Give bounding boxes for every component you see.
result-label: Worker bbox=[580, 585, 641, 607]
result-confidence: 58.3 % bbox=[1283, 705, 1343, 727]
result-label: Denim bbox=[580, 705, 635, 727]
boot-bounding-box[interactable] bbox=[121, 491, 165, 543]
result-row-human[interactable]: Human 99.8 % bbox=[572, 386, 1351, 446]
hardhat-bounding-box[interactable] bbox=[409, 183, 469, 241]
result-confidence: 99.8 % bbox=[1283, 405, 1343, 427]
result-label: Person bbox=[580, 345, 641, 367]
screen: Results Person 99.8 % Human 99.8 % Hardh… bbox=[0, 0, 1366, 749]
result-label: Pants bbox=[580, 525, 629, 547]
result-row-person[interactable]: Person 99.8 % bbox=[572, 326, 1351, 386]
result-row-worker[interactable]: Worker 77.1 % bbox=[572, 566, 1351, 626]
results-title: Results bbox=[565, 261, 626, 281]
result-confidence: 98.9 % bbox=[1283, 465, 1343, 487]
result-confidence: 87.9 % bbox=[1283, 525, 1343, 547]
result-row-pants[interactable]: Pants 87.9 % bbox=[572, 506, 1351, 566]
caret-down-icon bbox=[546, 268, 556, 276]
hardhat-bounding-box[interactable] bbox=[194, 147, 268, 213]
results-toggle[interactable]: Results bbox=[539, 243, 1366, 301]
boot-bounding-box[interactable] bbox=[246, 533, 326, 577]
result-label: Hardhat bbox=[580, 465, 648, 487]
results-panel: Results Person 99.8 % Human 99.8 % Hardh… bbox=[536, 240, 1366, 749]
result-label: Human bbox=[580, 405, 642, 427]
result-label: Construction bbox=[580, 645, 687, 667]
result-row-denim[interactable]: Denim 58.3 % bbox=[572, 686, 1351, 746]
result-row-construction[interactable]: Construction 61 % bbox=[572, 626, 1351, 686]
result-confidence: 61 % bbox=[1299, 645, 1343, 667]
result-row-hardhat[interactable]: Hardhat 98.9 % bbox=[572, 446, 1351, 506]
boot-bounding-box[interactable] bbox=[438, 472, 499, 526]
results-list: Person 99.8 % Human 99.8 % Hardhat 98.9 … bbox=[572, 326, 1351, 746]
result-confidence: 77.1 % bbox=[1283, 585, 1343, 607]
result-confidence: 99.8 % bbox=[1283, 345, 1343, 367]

------------------------------------------------

(Direction) Return all of the data above verbatim, line for line, with nothing changed.

(Written answer)
Give bounding boxes for every component you see.
result-label: Worker bbox=[580, 585, 641, 607]
result-confidence: 58.3 % bbox=[1283, 705, 1343, 727]
result-label: Denim bbox=[580, 705, 635, 727]
boot-bounding-box[interactable] bbox=[121, 491, 165, 543]
result-row-human[interactable]: Human 99.8 % bbox=[572, 386, 1351, 446]
hardhat-bounding-box[interactable] bbox=[409, 183, 469, 241]
result-confidence: 99.8 % bbox=[1283, 405, 1343, 427]
result-label: Person bbox=[580, 345, 641, 367]
screen: Results Person 99.8 % Human 99.8 % Hardh… bbox=[0, 0, 1366, 749]
result-label: Pants bbox=[580, 525, 629, 547]
result-row-person[interactable]: Person 99.8 % bbox=[572, 326, 1351, 386]
result-row-worker[interactable]: Worker 77.1 % bbox=[572, 566, 1351, 626]
results-title: Results bbox=[565, 261, 626, 281]
result-confidence: 98.9 % bbox=[1283, 465, 1343, 487]
result-confidence: 87.9 % bbox=[1283, 525, 1343, 547]
result-row-pants[interactable]: Pants 87.9 % bbox=[572, 506, 1351, 566]
caret-down-icon bbox=[546, 268, 556, 276]
hardhat-bounding-box[interactable] bbox=[194, 147, 268, 213]
results-toggle[interactable]: Results bbox=[539, 243, 1366, 301]
boot-bounding-box[interactable] bbox=[246, 533, 326, 577]
result-label: Hardhat bbox=[580, 465, 648, 487]
results-panel: Results Person 99.8 % Human 99.8 % Hardh… bbox=[536, 240, 1366, 749]
result-label: Human bbox=[580, 405, 642, 427]
result-label: Construction bbox=[580, 645, 687, 667]
result-row-denim[interactable]: Denim 58.3 % bbox=[572, 686, 1351, 746]
result-row-construction[interactable]: Construction 61 % bbox=[572, 626, 1351, 686]
result-confidence: 61 % bbox=[1299, 645, 1343, 667]
result-row-hardhat[interactable]: Hardhat 98.9 % bbox=[572, 446, 1351, 506]
boot-bounding-box[interactable] bbox=[438, 472, 499, 526]
results-list: Person 99.8 % Human 99.8 % Hardhat 98.9 … bbox=[572, 326, 1351, 746]
result-confidence: 77.1 % bbox=[1283, 585, 1343, 607]
result-confidence: 99.8 % bbox=[1283, 345, 1343, 367]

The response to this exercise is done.